[Begin Extracted material]

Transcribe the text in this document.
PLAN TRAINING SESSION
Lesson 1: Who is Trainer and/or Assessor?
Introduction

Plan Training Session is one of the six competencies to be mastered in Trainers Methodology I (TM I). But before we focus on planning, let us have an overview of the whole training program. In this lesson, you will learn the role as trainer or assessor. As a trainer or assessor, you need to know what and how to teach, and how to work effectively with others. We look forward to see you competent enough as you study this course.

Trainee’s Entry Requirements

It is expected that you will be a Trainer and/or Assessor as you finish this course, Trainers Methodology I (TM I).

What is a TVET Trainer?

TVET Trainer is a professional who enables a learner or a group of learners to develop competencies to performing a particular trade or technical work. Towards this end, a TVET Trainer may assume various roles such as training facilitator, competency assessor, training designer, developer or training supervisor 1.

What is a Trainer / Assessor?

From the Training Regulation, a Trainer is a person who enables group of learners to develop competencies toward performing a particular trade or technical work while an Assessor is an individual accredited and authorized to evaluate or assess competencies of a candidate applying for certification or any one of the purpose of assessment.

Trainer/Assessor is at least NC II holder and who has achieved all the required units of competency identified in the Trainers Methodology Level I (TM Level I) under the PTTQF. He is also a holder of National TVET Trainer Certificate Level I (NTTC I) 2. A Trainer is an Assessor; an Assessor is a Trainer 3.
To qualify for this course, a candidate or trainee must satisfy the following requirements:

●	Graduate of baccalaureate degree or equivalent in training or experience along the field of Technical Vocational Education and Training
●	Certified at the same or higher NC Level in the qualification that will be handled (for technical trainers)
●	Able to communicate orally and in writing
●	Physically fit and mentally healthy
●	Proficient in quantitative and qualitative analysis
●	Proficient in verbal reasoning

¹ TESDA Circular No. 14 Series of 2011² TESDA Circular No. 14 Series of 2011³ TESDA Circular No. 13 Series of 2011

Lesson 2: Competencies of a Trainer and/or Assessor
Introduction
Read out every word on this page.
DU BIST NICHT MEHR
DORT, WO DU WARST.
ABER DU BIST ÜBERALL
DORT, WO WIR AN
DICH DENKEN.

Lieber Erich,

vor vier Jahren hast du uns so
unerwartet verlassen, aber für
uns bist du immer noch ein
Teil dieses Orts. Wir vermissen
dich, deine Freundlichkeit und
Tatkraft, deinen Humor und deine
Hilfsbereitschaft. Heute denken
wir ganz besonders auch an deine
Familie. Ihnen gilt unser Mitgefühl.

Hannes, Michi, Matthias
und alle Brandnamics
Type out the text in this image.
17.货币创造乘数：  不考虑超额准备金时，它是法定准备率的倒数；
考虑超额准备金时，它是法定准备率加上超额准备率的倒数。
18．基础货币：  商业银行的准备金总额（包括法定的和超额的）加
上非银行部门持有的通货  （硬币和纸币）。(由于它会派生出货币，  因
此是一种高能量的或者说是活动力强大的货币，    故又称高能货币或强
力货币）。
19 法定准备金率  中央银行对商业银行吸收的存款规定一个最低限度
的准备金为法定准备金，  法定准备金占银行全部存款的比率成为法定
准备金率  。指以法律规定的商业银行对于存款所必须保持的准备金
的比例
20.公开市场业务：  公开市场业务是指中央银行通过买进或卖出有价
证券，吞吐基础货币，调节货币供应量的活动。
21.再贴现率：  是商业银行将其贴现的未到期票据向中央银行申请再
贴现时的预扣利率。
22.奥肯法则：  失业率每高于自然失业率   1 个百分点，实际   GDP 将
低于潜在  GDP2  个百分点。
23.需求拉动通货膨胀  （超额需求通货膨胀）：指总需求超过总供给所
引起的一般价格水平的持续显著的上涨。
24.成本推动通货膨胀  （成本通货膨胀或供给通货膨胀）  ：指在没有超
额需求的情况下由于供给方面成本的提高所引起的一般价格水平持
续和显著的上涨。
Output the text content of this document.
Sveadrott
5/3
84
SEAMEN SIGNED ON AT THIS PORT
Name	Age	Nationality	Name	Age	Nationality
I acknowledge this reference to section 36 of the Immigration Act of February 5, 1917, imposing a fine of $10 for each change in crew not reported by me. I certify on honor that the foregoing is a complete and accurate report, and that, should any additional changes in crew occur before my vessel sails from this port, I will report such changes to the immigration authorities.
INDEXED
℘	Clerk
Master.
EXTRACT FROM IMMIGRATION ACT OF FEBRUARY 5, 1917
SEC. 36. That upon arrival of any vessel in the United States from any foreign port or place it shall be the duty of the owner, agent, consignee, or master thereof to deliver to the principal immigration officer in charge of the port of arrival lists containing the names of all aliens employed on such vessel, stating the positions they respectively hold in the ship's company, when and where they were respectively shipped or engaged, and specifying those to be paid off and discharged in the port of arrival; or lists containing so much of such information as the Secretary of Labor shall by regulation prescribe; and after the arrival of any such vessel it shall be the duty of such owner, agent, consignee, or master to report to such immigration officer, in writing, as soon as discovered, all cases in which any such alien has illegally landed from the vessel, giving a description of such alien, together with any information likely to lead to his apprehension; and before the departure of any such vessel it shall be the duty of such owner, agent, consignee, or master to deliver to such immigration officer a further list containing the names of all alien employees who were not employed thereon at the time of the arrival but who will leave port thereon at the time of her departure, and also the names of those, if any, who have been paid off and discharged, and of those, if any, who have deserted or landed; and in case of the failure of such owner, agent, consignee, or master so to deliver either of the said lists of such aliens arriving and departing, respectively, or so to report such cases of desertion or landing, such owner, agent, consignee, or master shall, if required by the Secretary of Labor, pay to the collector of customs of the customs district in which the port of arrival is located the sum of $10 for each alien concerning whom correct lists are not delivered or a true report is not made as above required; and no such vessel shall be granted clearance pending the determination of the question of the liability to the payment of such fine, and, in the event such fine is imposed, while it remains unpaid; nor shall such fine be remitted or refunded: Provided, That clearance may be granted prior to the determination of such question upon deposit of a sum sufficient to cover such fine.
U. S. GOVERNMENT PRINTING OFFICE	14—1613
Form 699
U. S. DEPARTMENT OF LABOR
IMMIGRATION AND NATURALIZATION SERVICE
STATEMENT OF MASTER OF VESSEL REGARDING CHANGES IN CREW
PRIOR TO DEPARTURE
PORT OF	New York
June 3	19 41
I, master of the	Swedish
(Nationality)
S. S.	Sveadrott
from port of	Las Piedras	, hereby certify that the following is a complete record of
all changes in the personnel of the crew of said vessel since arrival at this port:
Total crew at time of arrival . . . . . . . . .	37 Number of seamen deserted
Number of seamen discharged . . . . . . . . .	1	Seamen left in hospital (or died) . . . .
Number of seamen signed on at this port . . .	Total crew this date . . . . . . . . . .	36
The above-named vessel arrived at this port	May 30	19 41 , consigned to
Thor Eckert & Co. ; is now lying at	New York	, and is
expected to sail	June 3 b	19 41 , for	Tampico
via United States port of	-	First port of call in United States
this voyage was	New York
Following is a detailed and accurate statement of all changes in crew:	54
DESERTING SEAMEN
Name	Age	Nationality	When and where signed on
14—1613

[End Extracted material]

* Task objective *
Set down the entries verbatim, leaving none out.

* Result *
Transcribe the text in this document.
PLAN TRAINING SESSION
Lesson 1: Who is Trainer and/or Assessor?
Introduction

Plan Training Session is one of the six competencies to be mastered in Trainers Methodology I (TM I). But before we focus on planning, let us have an overview of the whole training program. In this lesson, you will learn the role as trainer or assessor. As a trainer or assessor, you need to know what and how to teach, and how to work effectively with others. We look forward to see you competent enough as you study this course.

Trainee’s Entry Requirements

It is expected that you will be a Trainer and/or Assessor as you finish this course, Trainers Methodology I (TM I).

What is a TVET Trainer?

TVET Trainer is a professional who enables a learner or a group of learners to develop competencies to performing a particular trade or technical work. Towards this end, a TVET Trainer may assume various roles such as training facilitator, competency assessor, training designer, developer or training supervisor 1.

What is a Trainer / Assessor?

From the Training Regulation, a Trainer is a person who enables group of learners to develop competencies toward performing a particular trade or technical work while an Assessor is an individual accredited and authorized to evaluate or assess competencies of a candidate applying for certification or any one of the purpose of assessment.

Trainer/Assessor is at least NC II holder and who has achieved all the required units of competency identified in the Trainers Methodology Level I (TM Level I) under the PTTQF. He is also a holder of National TVET Trainer Certificate Level I (NTTC I) 2. A Trainer is an Assessor; an Assessor is a Trainer 3.
To qualify for this course, a candidate or trainee must satisfy the following requirements:

●	Graduate of baccalaureate degree or equivalent in training or experience along the field of Technical Vocational Education and Training
●	Certified at the same or higher NC Level in the qualification that will be handled (for technical trainers)
●	Able to communicate orally and in writing
●	Physically fit and mentally healthy
●	Proficient in quantitative and qualitative analysis
●	Proficient in verbal reasoning

¹ TESDA Circular No. 14 Series of 2011² TESDA Circular No. 14 Series of 2011³ TESDA Circular No. 13 Series of 2011

Lesson 2: Competencies of a Trainer and/or Assessor
Introduction
Read out every word on this page.
DU BIST NICHT MEHR
DORT, WO DU WARST.
ABER DU BIST ÜBERALL
DORT, WO WIR AN
DICH DENKEN.

Lieber Erich,

vor vier Jahren hast du uns so
unerwartet verlassen, aber für
uns bist du immer noch ein
Teil dieses Orts. Wir vermissen
dich, deine Freundlichkeit und
Tatkraft, deinen Humor und deine
Hilfsbereitschaft. Heute denken
wir ganz besonders auch an deine
Familie. Ihnen gilt unser Mitgefühl.

Hannes, Michi, Matthias
und alle Brandnamics
Type out the text in this image.
17.货币创造乘数：  不考虑超额准备金时，它是法定准备率的倒数；
考虑超额准备金时，它是法定准备率加上超额准备率的倒数。
18．基础货币：  商业银行的准备金总额（包括法定的和超额的）加
上非银行部门持有的通货  （硬币和纸币）。(由于它会派生出货币，  因
此是一种高能量的或者说是活动力强大的货币，    故又称高能货币或强
力货币）。
19 法定准备金率  中央银行对商业银行吸收的存款规定一个最低限度
的准备金为法定准备金，  法定准备金占银行全部存款的比率成为法定
准备金率  。指以法律规定的商业银行对于存款所必须保持的准备金
的比例
20.公开市场业务：  公开市场业务是指中央银行通过买进或卖出有价
证券，吞吐基础货币，调节货币供应量的活动。
21.再贴现率：  是商业银行将其贴现的未到期票据向中央银行申请再
贴现时的预扣利率。
22.奥肯法则：  失业率每高于自然失业率   1 个百分点，实际   GDP 将
低于潜在  GDP2  个百分点。
23.需求拉动通货膨胀  （超额需求通货膨胀）：指总需求超过总供给所
引起的一般价格水平的持续显著的上涨。
24.成本推动通货膨胀  （成本通货膨胀或供给通货膨胀）  ：指在没有超
额需求的情况下由于供给方面成本的提高所引起的一般价格水平持
续和显著的上涨。
Output the text content of this document.
Sveadrott
5/3
84
SEAMEN SIGNED ON AT THIS PORT
Name	Age	Nationality	Name	Age	Nationality
I acknowledge this reference to section 36 of the Immigration Act of February 5, 1917, imposing a fine of $10 for each change in crew not reported by me. I certify on honor that the foregoing is a complete and accurate report, and that, should any additional changes in crew occur before my vessel sails from this port, I will report such changes to the immigration authorities.
INDEXED
℘	Clerk
Master.
EXTRACT FROM IMMIGRATION ACT OF FEBRUARY 5, 1917
SEC. 36. That upon arrival of any vessel in the United States from any foreign port or place it shall be the duty of the owner, agent, consignee, or master thereof to deliver to the principal immigration officer in charge of the port of arrival lists containing the names of all aliens employed on such vessel, stating the positions they respectively hold in the ship's company, when and where they were respectively shipped or engaged, and specifying those to be paid off and discharged in the port of arrival; or lists containing so much of such information as the Secretary of Labor shall by regulation prescribe; and after the arrival of any such vessel it shall be the duty of such owner, agent, consignee, or master to report to such immigration officer, in writing, as soon as discovered, all cases in which any such alien has illegally landed from the vessel, giving a description of such alien, together with any information likely to lead to his apprehension; and before the departure of any such vessel it shall be the duty of such owner, agent, consignee, or master to deliver to such immigration officer a further list containing the names of all alien employees who were not employed thereon at the time of the arrival but who will leave port thereon at the time of her departure, and also the names of those, if any, who have been paid off and discharged, and of those, if any, who have deserted or landed; and in case of the failure of such owner, agent, consignee, or master so to deliver either of the said lists of such aliens arriving and departing, respectively, or so to report such cases of desertion or landing, such owner, agent, consignee, or master shall, if required by the Secretary of Labor, pay to the collector of customs of the customs district in which the port of arrival is located the sum of $10 for each alien concerning whom correct lists are not delivered or a true report is not made as above required; and no such vessel shall be granted clearance pending the determination of the question of the liability to the payment of such fine, and, in the event such fine is imposed, while it remains unpaid; nor shall such fine be remitted or refunded: Provided, That clearance may be granted prior to the determination of such question upon deposit of a sum sufficient to cover such fine.
U. S. GOVERNMENT PRINTING OFFICE	14—1613
Form 699
U. S. DEPARTMENT OF LABOR
IMMIGRATION AND NATURALIZATION SERVICE
STATEMENT OF MASTER OF VESSEL REGARDING CHANGES IN CREW
PRIOR TO DEPARTURE
PORT OF	New York
June 3	19 41
I, master of the	Swedish
(Nationality)
S. S.	Sveadrott
from port of	Las Piedras	, hereby certify that the following is a complete record of
all changes in the personnel of the crew of said vessel since arrival at this port:
Total crew at time of arrival . . . . . . . . .	37 Number of seamen deserted
Number of seamen discharged . . . . . . . . .	1	Seamen left in hospital (or died) . . . .
Number of seamen signed on at this port . . .	Total crew this date . . . . . . . . . .	36
The above-named vessel arrived at this port	May 30	19 41 , consigned to
Thor Eckert & Co. ; is now lying at	New York	, and is
expected to sail	June 3 b	19 41 , for	Tampico
via United States port of	-	First port of call in United States
this voyage was	New York
Following is a detailed and accurate statement of all changes in crew:	54
DESERTING SEAMEN
Name	Age	Nationality	When and where signed on
14—1613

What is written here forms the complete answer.